• **WHAT TO WORK ON**: Within the listing below, locate all lines containing the word "xlabel". Copy each one.
___ SOURCE DATA
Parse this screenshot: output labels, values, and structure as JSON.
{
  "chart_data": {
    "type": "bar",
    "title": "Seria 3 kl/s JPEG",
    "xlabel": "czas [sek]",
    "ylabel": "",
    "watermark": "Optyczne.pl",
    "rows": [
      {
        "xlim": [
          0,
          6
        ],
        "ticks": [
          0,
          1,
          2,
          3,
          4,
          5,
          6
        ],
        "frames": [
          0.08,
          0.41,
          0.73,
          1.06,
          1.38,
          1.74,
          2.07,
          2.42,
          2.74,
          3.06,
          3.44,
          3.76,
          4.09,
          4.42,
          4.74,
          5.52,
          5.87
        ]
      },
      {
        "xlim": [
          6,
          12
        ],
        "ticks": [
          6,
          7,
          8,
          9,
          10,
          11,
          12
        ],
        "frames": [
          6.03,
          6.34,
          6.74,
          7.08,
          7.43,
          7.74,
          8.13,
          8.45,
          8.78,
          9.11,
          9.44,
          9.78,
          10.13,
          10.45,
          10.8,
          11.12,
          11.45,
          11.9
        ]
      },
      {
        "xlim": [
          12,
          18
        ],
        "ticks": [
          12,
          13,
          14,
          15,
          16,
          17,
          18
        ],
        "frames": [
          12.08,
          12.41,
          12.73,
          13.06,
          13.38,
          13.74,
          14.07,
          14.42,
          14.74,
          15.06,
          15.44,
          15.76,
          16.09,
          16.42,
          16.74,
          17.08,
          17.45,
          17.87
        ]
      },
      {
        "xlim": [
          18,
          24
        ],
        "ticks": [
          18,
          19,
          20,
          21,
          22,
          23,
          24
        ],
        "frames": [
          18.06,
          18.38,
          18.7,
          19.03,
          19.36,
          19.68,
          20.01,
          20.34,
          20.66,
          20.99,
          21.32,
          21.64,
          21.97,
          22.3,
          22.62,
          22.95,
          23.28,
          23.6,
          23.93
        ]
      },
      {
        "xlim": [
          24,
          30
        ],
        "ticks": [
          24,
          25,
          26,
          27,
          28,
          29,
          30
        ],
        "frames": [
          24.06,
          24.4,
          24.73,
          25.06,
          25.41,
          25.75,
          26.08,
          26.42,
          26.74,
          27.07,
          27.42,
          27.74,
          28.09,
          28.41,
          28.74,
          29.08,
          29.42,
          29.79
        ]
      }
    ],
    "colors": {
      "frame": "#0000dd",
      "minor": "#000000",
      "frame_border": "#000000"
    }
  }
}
______
___ SOURCE DATA
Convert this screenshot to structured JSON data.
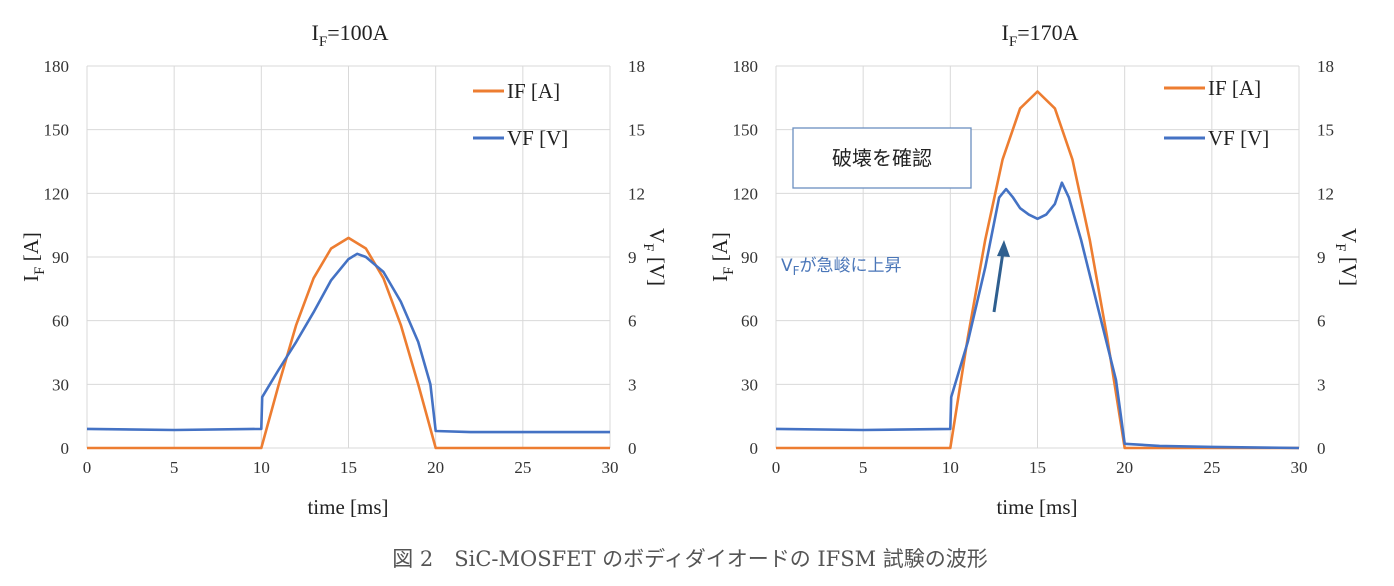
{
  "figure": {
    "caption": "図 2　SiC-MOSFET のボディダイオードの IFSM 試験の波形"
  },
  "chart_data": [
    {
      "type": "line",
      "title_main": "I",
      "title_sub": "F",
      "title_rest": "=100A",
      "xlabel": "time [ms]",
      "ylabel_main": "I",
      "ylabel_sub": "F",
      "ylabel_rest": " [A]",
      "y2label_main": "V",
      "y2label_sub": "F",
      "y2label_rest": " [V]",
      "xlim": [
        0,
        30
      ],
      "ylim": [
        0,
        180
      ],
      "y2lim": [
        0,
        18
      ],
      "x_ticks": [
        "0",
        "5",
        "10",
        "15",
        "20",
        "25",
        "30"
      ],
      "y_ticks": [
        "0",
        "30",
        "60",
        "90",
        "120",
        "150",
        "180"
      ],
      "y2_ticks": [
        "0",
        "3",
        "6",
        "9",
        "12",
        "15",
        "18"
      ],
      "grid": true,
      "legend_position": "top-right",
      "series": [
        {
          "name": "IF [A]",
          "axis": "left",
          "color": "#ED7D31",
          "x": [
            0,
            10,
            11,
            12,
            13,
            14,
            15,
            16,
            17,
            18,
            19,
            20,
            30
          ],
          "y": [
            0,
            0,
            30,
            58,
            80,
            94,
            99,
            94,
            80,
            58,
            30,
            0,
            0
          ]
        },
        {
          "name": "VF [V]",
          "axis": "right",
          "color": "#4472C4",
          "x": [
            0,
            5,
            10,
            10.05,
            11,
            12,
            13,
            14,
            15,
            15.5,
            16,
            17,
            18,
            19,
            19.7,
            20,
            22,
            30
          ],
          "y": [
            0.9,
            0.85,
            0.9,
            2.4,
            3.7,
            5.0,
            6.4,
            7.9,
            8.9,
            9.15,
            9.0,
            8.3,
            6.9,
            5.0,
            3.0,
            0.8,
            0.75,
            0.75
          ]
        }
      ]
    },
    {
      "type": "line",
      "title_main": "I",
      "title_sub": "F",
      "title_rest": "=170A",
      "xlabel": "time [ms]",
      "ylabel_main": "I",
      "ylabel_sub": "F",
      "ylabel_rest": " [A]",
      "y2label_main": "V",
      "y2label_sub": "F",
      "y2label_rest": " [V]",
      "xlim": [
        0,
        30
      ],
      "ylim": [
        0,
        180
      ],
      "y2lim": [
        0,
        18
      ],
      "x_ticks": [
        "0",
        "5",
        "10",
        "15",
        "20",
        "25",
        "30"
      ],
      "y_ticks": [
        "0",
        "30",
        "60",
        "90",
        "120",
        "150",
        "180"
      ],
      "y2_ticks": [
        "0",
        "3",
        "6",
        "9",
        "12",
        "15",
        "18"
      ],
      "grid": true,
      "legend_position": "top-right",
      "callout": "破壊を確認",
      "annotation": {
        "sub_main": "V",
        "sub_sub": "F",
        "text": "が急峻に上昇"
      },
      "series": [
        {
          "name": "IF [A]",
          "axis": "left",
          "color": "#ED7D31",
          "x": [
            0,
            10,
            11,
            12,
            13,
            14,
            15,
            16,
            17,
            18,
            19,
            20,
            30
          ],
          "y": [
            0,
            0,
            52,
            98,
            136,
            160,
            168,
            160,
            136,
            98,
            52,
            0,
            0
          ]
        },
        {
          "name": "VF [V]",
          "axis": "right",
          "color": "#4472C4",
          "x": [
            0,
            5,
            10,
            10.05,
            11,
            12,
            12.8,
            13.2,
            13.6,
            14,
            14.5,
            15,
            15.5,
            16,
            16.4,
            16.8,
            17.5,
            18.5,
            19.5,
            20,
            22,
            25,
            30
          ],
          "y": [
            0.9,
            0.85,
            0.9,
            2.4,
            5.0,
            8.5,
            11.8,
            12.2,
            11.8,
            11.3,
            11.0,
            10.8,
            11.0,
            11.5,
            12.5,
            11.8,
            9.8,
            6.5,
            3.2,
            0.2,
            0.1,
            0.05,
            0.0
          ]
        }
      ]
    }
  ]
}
______
___ SOURCE DATA
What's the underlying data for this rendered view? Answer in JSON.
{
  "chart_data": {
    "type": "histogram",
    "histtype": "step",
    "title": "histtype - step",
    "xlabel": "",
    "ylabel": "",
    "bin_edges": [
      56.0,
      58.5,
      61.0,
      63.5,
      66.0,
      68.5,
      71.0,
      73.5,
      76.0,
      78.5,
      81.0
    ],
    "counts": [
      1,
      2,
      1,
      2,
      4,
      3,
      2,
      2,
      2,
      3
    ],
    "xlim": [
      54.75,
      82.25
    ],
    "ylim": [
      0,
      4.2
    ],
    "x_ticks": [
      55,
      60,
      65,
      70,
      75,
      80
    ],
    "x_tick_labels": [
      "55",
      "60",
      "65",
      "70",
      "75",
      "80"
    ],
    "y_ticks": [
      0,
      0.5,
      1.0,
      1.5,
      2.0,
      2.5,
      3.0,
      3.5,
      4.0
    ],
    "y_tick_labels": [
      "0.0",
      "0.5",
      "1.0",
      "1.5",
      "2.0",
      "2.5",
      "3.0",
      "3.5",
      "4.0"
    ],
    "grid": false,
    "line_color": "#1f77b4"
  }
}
______
• **RIGHT ANSWER**:
    "xlabel": "czas [sek]",
      "xlabel": "time [ms]",
      "xlabel": "time [ms]",
    "xlabel": "",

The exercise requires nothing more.